Stored items:

□ □ □

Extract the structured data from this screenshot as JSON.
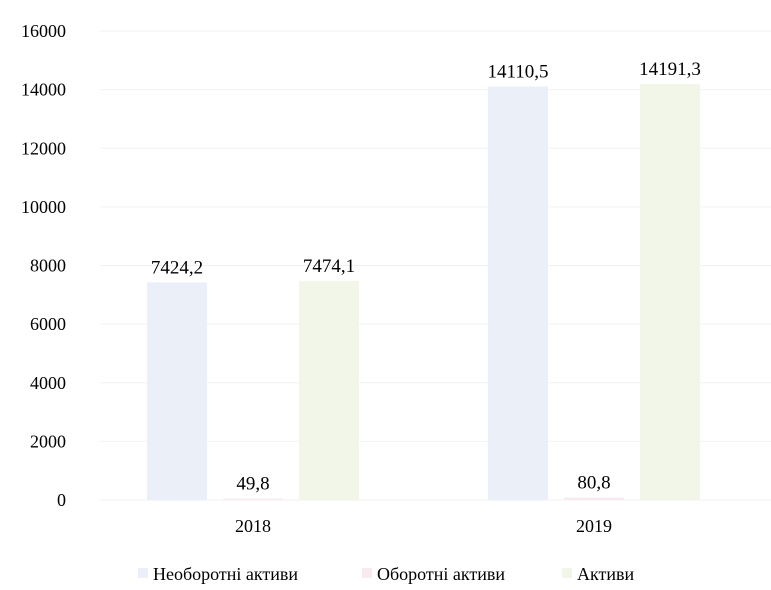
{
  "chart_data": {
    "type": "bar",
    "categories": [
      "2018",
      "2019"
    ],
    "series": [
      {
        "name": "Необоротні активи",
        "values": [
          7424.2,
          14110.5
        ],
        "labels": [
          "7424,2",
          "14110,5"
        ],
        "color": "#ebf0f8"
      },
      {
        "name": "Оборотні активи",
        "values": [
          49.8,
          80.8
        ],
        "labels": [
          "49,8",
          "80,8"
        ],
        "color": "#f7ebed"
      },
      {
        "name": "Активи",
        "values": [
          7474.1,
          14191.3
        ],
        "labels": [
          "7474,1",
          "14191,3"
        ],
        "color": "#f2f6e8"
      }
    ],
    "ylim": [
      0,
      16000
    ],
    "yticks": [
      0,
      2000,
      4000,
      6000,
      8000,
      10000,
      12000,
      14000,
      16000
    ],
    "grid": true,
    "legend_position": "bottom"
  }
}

□ □ □

The records above need to be restated word for word, with the pictures left out.

**Full output**
Extract the structured data from this screenshot as JSON.
{
  "chart_data": {
    "type": "bar",
    "categories": [
      "2018",
      "2019"
    ],
    "series": [
      {
        "name": "Необоротні активи",
        "values": [
          7424.2,
          14110.5
        ],
        "labels": [
          "7424,2",
          "14110,5"
        ],
        "color": "#ebf0f8"
      },
      {
        "name": "Оборотні активи",
        "values": [
          49.8,
          80.8
        ],
        "labels": [
          "49,8",
          "80,8"
        ],
        "color": "#f7ebed"
      },
      {
        "name": "Активи",
        "values": [
          7474.1,
          14191.3
        ],
        "labels": [
          "7474,1",
          "14191,3"
        ],
        "color": "#f2f6e8"
      }
    ],
    "ylim": [
      0,
      16000
    ],
    "yticks": [
      0,
      2000,
      4000,
      6000,
      8000,
      10000,
      12000,
      14000,
      16000
    ],
    "grid": true,
    "legend_position": "bottom"
  }
}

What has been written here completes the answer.